* **STATED PROBLEM**: Copy the data exactly; pictures stay out of the copy.

* **SUPPLIED RECORDS**:
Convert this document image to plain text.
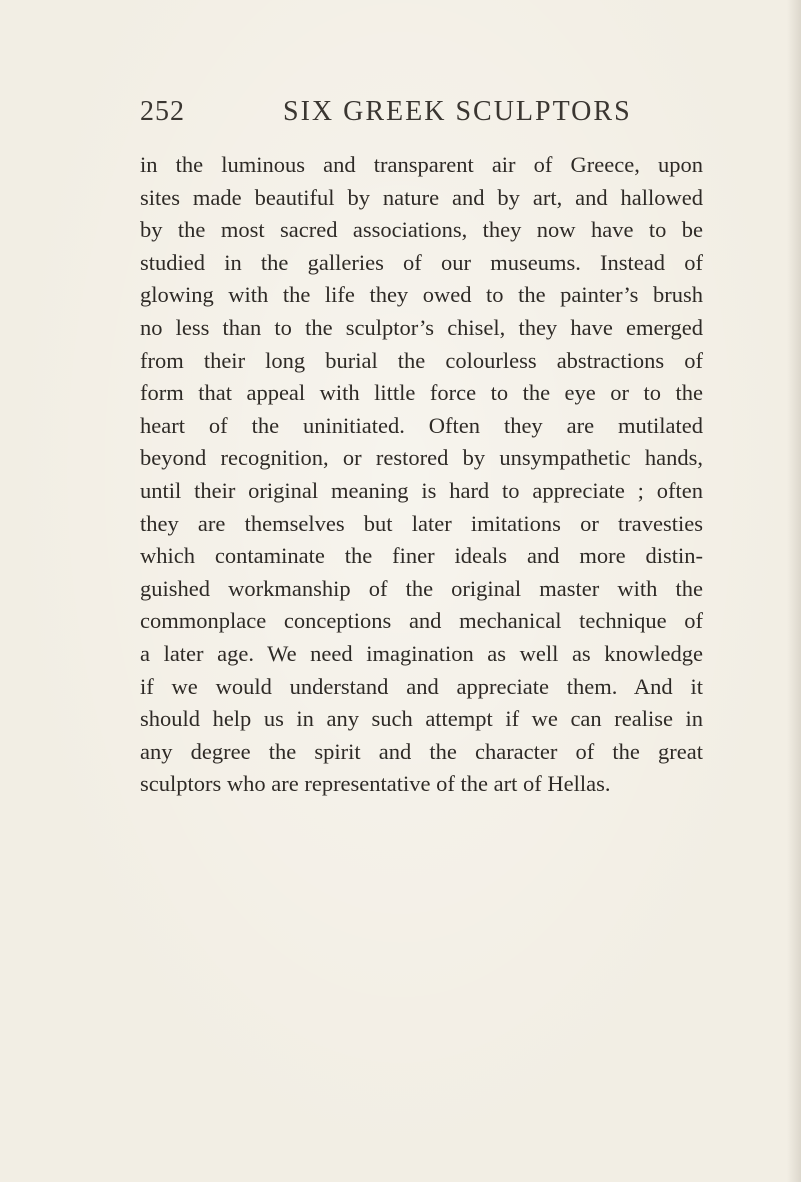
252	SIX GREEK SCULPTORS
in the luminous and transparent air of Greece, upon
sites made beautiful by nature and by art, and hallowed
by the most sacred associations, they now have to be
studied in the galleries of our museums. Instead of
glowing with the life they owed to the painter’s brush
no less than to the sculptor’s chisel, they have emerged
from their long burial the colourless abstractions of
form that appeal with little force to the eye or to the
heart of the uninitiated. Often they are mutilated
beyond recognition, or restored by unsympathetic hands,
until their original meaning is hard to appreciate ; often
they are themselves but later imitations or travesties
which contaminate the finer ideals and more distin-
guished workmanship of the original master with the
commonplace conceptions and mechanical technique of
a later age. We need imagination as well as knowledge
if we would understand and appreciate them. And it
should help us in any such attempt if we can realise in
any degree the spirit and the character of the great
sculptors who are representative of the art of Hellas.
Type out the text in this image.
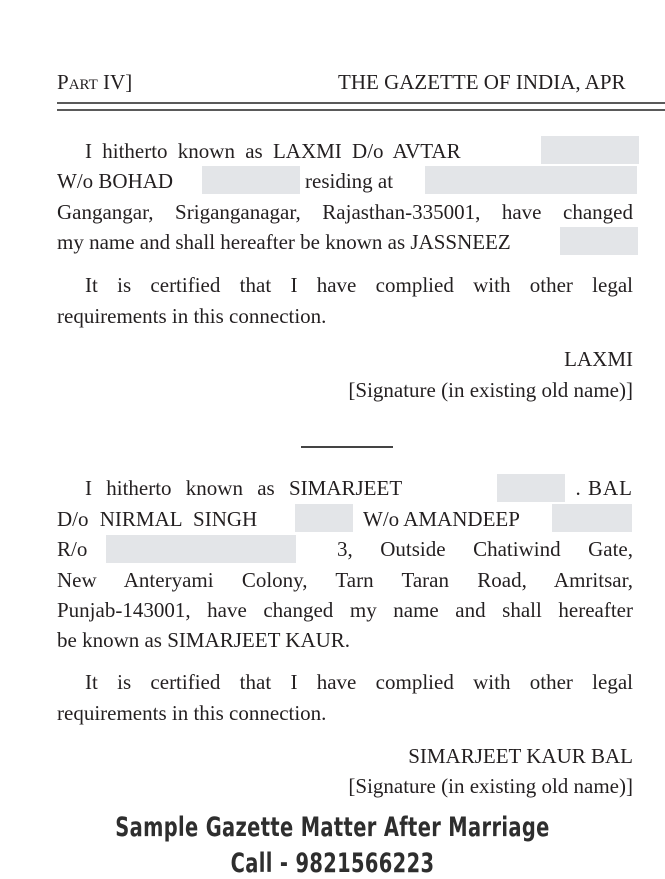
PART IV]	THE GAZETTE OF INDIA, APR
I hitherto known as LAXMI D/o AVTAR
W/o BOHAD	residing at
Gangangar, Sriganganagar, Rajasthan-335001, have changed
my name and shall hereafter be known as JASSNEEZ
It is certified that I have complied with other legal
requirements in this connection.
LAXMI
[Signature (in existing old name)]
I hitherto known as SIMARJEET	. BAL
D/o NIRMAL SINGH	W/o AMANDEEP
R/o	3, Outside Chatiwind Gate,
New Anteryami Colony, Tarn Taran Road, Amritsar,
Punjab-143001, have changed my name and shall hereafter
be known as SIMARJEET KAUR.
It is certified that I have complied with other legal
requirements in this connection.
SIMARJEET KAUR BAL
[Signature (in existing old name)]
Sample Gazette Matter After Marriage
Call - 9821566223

* **SOLVED PROBLEM**:
Convert this document image to plain text.
252	SIX GREEK SCULPTORS
in the luminous and transparent air of Greece, upon
sites made beautiful by nature and by art, and hallowed
by the most sacred associations, they now have to be
studied in the galleries of our museums. Instead of
glowing with the life they owed to the painter’s brush
no less than to the sculptor’s chisel, they have emerged
from their long burial the colourless abstractions of
form that appeal with little force to the eye or to the
heart of the uninitiated. Often they are mutilated
beyond recognition, or restored by unsympathetic hands,
until their original meaning is hard to appreciate ; often
they are themselves but later imitations or travesties
which contaminate the finer ideals and more distin-
guished workmanship of the original master with the
commonplace conceptions and mechanical technique of
a later age. We need imagination as well as knowledge
if we would understand and appreciate them. And it
should help us in any such attempt if we can realise in
any degree the spirit and the character of the great
sculptors who are representative of the art of Hellas.
Type out the text in this image.
PART IV]	THE GAZETTE OF INDIA, APR
I hitherto known as LAXMI D/o AVTAR
W/o BOHAD	residing at
Gangangar, Sriganganagar, Rajasthan-335001, have changed
my name and shall hereafter be known as JASSNEEZ
It is certified that I have complied with other legal
requirements in this connection.
LAXMI
[Signature (in existing old name)]
I hitherto known as SIMARJEET	. BAL
D/o NIRMAL SINGH	W/o AMANDEEP
R/o	3, Outside Chatiwind Gate,
New Anteryami Colony, Tarn Taran Road, Amritsar,
Punjab-143001, have changed my name and shall hereafter
be known as SIMARJEET KAUR.
It is certified that I have complied with other legal
requirements in this connection.
SIMARJEET KAUR BAL
[Signature (in existing old name)]
Sample Gazette Matter After Marriage
Call - 9821566223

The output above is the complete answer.